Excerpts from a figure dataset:
◇ ◇ ◇

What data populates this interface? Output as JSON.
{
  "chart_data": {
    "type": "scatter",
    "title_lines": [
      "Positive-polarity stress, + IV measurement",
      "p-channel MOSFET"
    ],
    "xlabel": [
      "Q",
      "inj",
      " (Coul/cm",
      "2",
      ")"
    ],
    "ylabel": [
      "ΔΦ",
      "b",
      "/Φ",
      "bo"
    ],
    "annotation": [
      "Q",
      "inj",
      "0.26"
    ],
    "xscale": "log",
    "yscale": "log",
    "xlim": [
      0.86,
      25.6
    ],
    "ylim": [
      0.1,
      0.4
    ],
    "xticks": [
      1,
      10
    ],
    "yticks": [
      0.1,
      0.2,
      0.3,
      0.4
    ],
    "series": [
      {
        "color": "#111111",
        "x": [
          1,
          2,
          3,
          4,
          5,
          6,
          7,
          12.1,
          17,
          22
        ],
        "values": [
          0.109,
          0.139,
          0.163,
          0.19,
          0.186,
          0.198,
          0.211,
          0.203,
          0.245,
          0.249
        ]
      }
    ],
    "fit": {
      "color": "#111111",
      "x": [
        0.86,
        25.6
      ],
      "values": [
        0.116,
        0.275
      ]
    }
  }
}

◇ ◇ ◇

→ TASK DIRECTIONS
Return all of the data word for word.

→ RESPONSE FOR THIS EXERCISE
What data populates this interface? Output as JSON.
{
  "chart_data": {
    "type": "scatter",
    "title_lines": [
      "Positive-polarity stress, + IV measurement",
      "p-channel MOSFET"
    ],
    "xlabel": [
      "Q",
      "inj",
      " (Coul/cm",
      "2",
      ")"
    ],
    "ylabel": [
      "ΔΦ",
      "b",
      "/Φ",
      "bo"
    ],
    "annotation": [
      "Q",
      "inj",
      "0.26"
    ],
    "xscale": "log",
    "yscale": "log",
    "xlim": [
      0.86,
      25.6
    ],
    "ylim": [
      0.1,
      0.4
    ],
    "xticks": [
      1,
      10
    ],
    "yticks": [
      0.1,
      0.2,
      0.3,
      0.4
    ],
    "series": [
      {
        "color": "#111111",
        "x": [
          1,
          2,
          3,
          4,
          5,
          6,
          7,
          12.1,
          17,
          22
        ],
        "values": [
          0.109,
          0.139,
          0.163,
          0.19,
          0.186,
          0.198,
          0.211,
          0.203,
          0.245,
          0.249
        ]
      }
    ],
    "fit": {
      "color": "#111111",
      "x": [
        0.86,
        25.6
      ],
      "values": [
        0.116,
        0.275
      ]
    }
  }
}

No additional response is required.